◆ WHAT IS ASKED:
Repeat every entry word for word, but leave the images out of your copy.

━━ INPUT RECORDS

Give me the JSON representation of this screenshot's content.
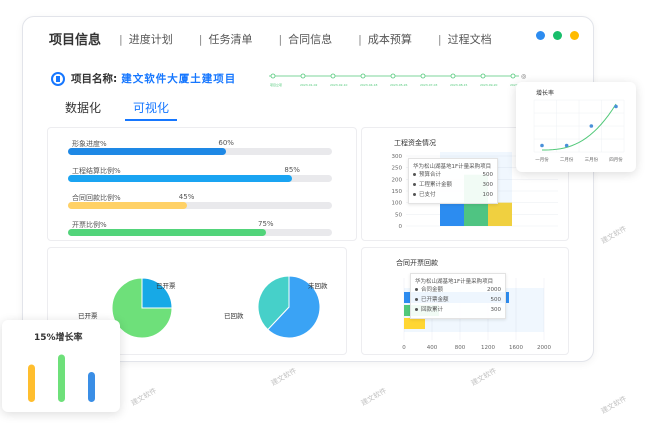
{
  "tabs": [
    "项目信息",
    "进度计划",
    "任务清单",
    "合同信息",
    "成本预算",
    "过程文档"
  ],
  "window_dots": [
    "#2d8cf0",
    "#19be6b",
    "#ffbb00"
  ],
  "project": {
    "label": "项目名称:",
    "name": "建文软件大厦土建项目"
  },
  "timeline": {
    "count": 9,
    "labels": [
      "项目立项",
      "2023-01-02",
      "2023-02-10",
      "2023-04-18",
      "2023-05-26",
      "2023-07-03",
      "2023-08-15",
      "2023-09-20",
      "2023-10-30"
    ],
    "end_marker": "◎",
    "end_label": "2"
  },
  "subtabs": [
    "数据化",
    "可视化"
  ],
  "progress": [
    {
      "label": "形象进度%",
      "pct": 60,
      "pct_text": "60%",
      "color": "#1e88e5"
    },
    {
      "label": "工程结算比例%",
      "pct": 85,
      "pct_text": "85%",
      "color": "#1aa4f2"
    },
    {
      "label": "合同回款比例%",
      "pct": 45,
      "pct_text": "45%",
      "color": "#ffd166"
    },
    {
      "label": "开票比例%",
      "pct": 75,
      "pct_text": "75%",
      "color": "#52d47a"
    }
  ],
  "bar_chart": {
    "title": "工程资金情况",
    "y_ticks": [
      "300",
      "250",
      "200",
      "150",
      "100",
      "50",
      "0"
    ],
    "tooltip": {
      "title": "华为松山湖基地1F计量采购项目",
      "rows": [
        [
          "预算合计",
          "500"
        ],
        [
          "工程累计金额",
          "300"
        ],
        [
          "已支付",
          "100"
        ]
      ]
    },
    "colors": [
      "#2d8cf0",
      "#52c97a",
      "#ffd633"
    ],
    "values": [
      100,
      220,
      100
    ]
  },
  "pie_left": {
    "labels": [
      "已开票",
      "已开票"
    ],
    "colors": [
      "#17a9e6",
      "#6ee07a"
    ],
    "values": [
      25,
      75
    ]
  },
  "pie_right": {
    "labels": [
      "未回款",
      "已回款"
    ],
    "colors": [
      "#3aa3f5",
      "#46d0c9"
    ],
    "values": [
      62,
      38
    ]
  },
  "hbar_chart": {
    "title": "合同开票回款",
    "x_ticks": [
      "0",
      "400",
      "800",
      "1200",
      "1600",
      "2000"
    ],
    "tooltip": {
      "title": "华为松山湖基地1F计量采购项目",
      "rows": [
        [
          "合同金额",
          "2000"
        ],
        [
          "已开票金额",
          "500"
        ],
        [
          "回款累计",
          "300"
        ]
      ]
    },
    "colors": [
      "#2d8cf0",
      "#52c97a",
      "#ffd633"
    ],
    "values": [
      1500,
      500,
      300
    ]
  },
  "float_growth": {
    "title": "增长率",
    "x_labels": [
      "一月份",
      "二月份",
      "三月份",
      "四月份"
    ],
    "points": [
      0.05,
      0.05,
      0.2,
      0.35
    ],
    "curve_color": "#52c97a",
    "point_color": "#4a90d9"
  },
  "float_bars": {
    "title": "15%增长率",
    "bars": [
      {
        "value": 0.75,
        "color": "#ffbe2e"
      },
      {
        "value": 0.95,
        "color": "#6ee07a"
      },
      {
        "value": 0.6,
        "color": "#3a8ee6"
      }
    ]
  },
  "watermark": "建文软件"
}
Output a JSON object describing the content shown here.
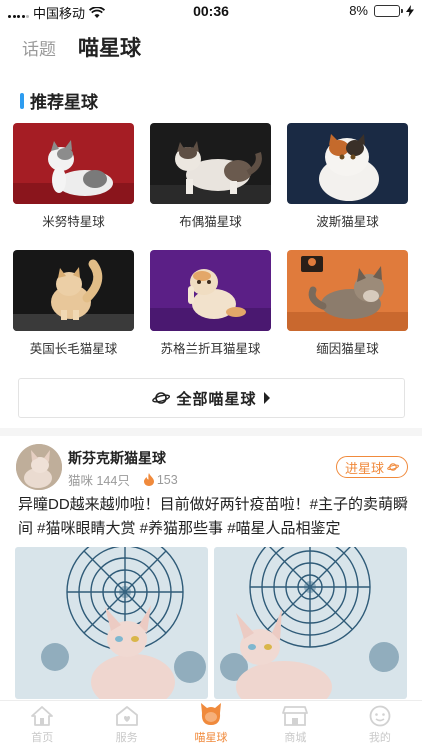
{
  "status_bar": {
    "carrier": "中国移动",
    "time": "00:36",
    "battery_percent": "8%",
    "battery_level": 0.08
  },
  "header": {
    "tab_topic": "话题",
    "tab_planet": "喵星球"
  },
  "recommend": {
    "title": "推荐星球",
    "items": [
      {
        "label": "米努特星球"
      },
      {
        "label": "布偶猫星球"
      },
      {
        "label": "波斯猫星球"
      },
      {
        "label": "英国长毛猫星球"
      },
      {
        "label": "苏格兰折耳猫星球"
      },
      {
        "label": "缅因猫星球"
      }
    ]
  },
  "all_button": {
    "label": "全部喵星球"
  },
  "post": {
    "planet_name": "斯芬克斯猫星球",
    "members": "猫咪 144只",
    "hot_count": "153",
    "join_label": "进星球",
    "text": "异瞳DD越来越帅啦！目前做好两针疫苗啦！#主子的卖萌瞬间 #猫咪眼睛大赏 #养猫那些事 #喵星人品相鉴定"
  },
  "bottom_nav": {
    "items": [
      {
        "label": "首页"
      },
      {
        "label": "服务"
      },
      {
        "label": "喵星球"
      },
      {
        "label": "商城"
      },
      {
        "label": "我的"
      }
    ]
  },
  "colors": {
    "accent": "#f08a3c",
    "section_bar": "#2d9cf0",
    "battery_low": "#e23b3b"
  }
}
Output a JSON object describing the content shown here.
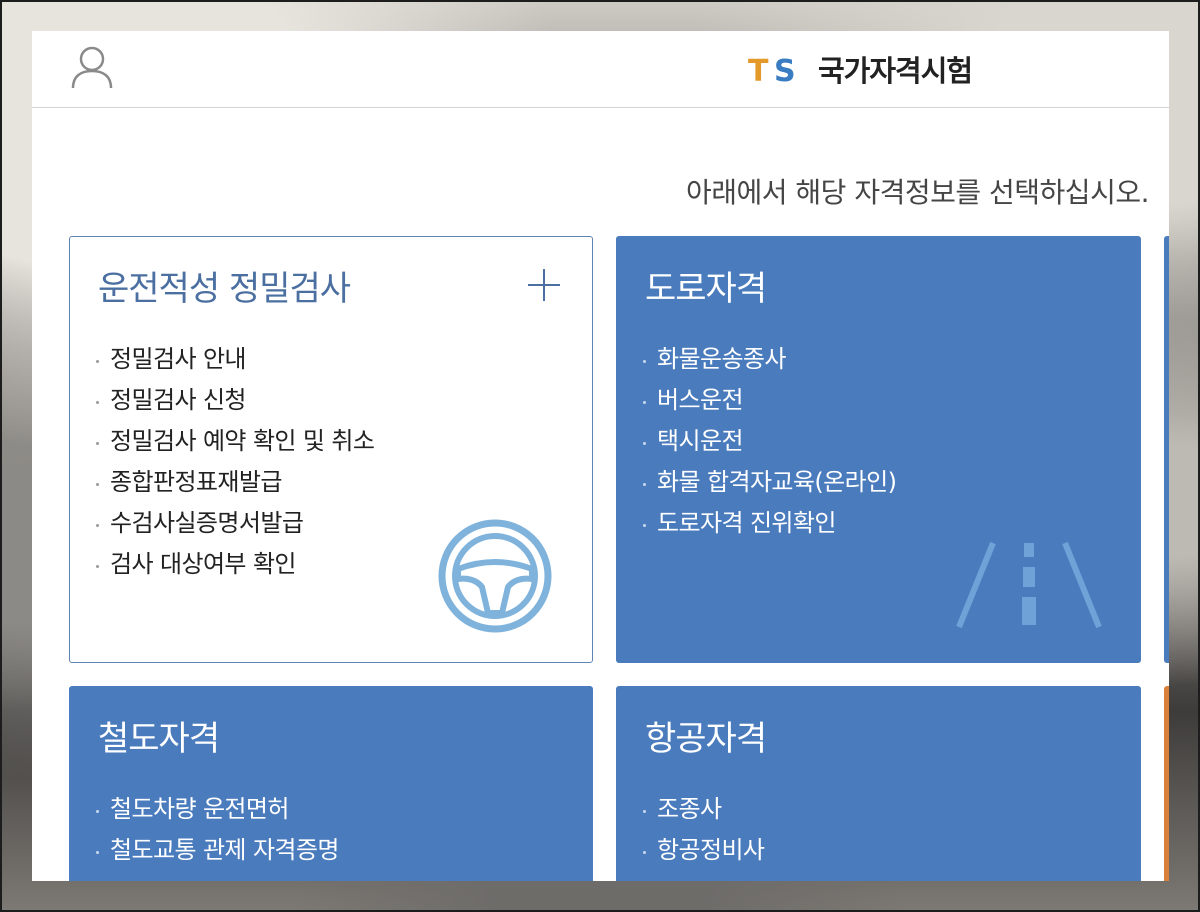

━━━━

◆ TASK OUTPUT:
Give me the JSON representation of this screenshot's content.
{
  "tabs": [
    "项目信息",
    "进度计划",
    "任务清单",
    "合同信息",
    "成本预算",
    "过程文档"
  ],
  "window_dots": [
    "#2d8cf0",
    "#19be6b",
    "#ffbb00"
  ],
  "project": {
    "label": "项目名称:",
    "name": "建文软件大厦土建项目"
  },
  "timeline": {
    "count": 9,
    "labels": [
      "项目立项",
      "2023-01-02",
      "2023-02-10",
      "2023-04-18",
      "2023-05-26",
      "2023-07-03",
      "2023-08-15",
      "2023-09-20",
      "2023-10-30"
    ],
    "end_marker": "◎",
    "end_label": "2"
  },
  "subtabs": [
    "数据化",
    "可视化"
  ],
  "progress": [
    {
      "label": "形象进度%",
      "pct": 60,
      "pct_text": "60%",
      "color": "#1e88e5"
    },
    {
      "label": "工程结算比例%",
      "pct": 85,
      "pct_text": "85%",
      "color": "#1aa4f2"
    },
    {
      "label": "合同回款比例%",
      "pct": 45,
      "pct_text": "45%",
      "color": "#ffd166"
    },
    {
      "label": "开票比例%",
      "pct": 75,
      "pct_text": "75%",
      "color": "#52d47a"
    }
  ],
  "bar_chart": {
    "title": "工程资金情况",
    "y_ticks": [
      "300",
      "250",
      "200",
      "150",
      "100",
      "50",
      "0"
    ],
    "tooltip": {
      "title": "华为松山湖基地1F计量采购项目",
      "rows": [
        [
          "预算合计",
          "500"
        ],
        [
          "工程累计金额",
          "300"
        ],
        [
          "已支付",
          "100"
        ]
      ]
    },
    "colors": [
      "#2d8cf0",
      "#52c97a",
      "#ffd633"
    ],
    "values": [
      100,
      220,
      100
    ]
  },
  "pie_left": {
    "labels": [
      "已开票",
      "已开票"
    ],
    "colors": [
      "#17a9e6",
      "#6ee07a"
    ],
    "values": [
      25,
      75
    ]
  },
  "pie_right": {
    "labels": [
      "未回款",
      "已回款"
    ],
    "colors": [
      "#3aa3f5",
      "#46d0c9"
    ],
    "values": [
      62,
      38
    ]
  },
  "hbar_chart": {
    "title": "合同开票回款",
    "x_ticks": [
      "0",
      "400",
      "800",
      "1200",
      "1600",
      "2000"
    ],
    "tooltip": {
      "title": "华为松山湖基地1F计量采购项目",
      "rows": [
        [
          "合同金额",
          "2000"
        ],
        [
          "已开票金额",
          "500"
        ],
        [
          "回款累计",
          "300"
        ]
      ]
    },
    "colors": [
      "#2d8cf0",
      "#52c97a",
      "#ffd633"
    ],
    "values": [
      1500,
      500,
      300
    ]
  },
  "float_growth": {
    "title": "增长率",
    "x_labels": [
      "一月份",
      "二月份",
      "三月份",
      "四月份"
    ],
    "points": [
      0.05,
      0.05,
      0.2,
      0.35
    ],
    "curve_color": "#52c97a",
    "point_color": "#4a90d9"
  },
  "float_bars": {
    "title": "15%增长率",
    "bars": [
      {
        "value": 0.75,
        "color": "#ffbe2e"
      },
      {
        "value": 0.95,
        "color": "#6ee07a"
      },
      {
        "value": 0.6,
        "color": "#3a8ee6"
      }
    ]
  },
  "watermark": "建文软件"
}
Output a JSON object describing the content shown here.
{
  "status_bar": {
    "carrier": "中国移动",
    "time": "00:36",
    "battery_percent": "8%",
    "battery_level": 0.08
  },
  "header": {
    "tab_topic": "话题",
    "tab_planet": "喵星球"
  },
  "recommend": {
    "title": "推荐星球",
    "items": [
      {
        "label": "米努特星球"
      },
      {
        "label": "布偶猫星球"
      },
      {
        "label": "波斯猫星球"
      },
      {
        "label": "英国长毛猫星球"
      },
      {
        "label": "苏格兰折耳猫星球"
      },
      {
        "label": "缅因猫星球"
      }
    ]
  },
  "all_button": {
    "label": "全部喵星球"
  },
  "post": {
    "planet_name": "斯芬克斯猫星球",
    "members": "猫咪 144只",
    "hot_count": "153",
    "join_label": "进星球",
    "text": "异瞳DD越来越帅啦！目前做好两针疫苗啦！#主子的卖萌瞬间 #猫咪眼睛大赏 #养猫那些事 #喵星人品相鉴定"
  },
  "bottom_nav": {
    "items": [
      {
        "label": "首页"
      },
      {
        "label": "服务"
      },
      {
        "label": "喵星球"
      },
      {
        "label": "商城"
      },
      {
        "label": "我的"
      }
    ]
  },
  "colors": {
    "accent": "#f08a3c",
    "section_bar": "#2d9cf0",
    "battery_low": "#e23b3b"
  }
}
Output a JSON object describing the content shown here.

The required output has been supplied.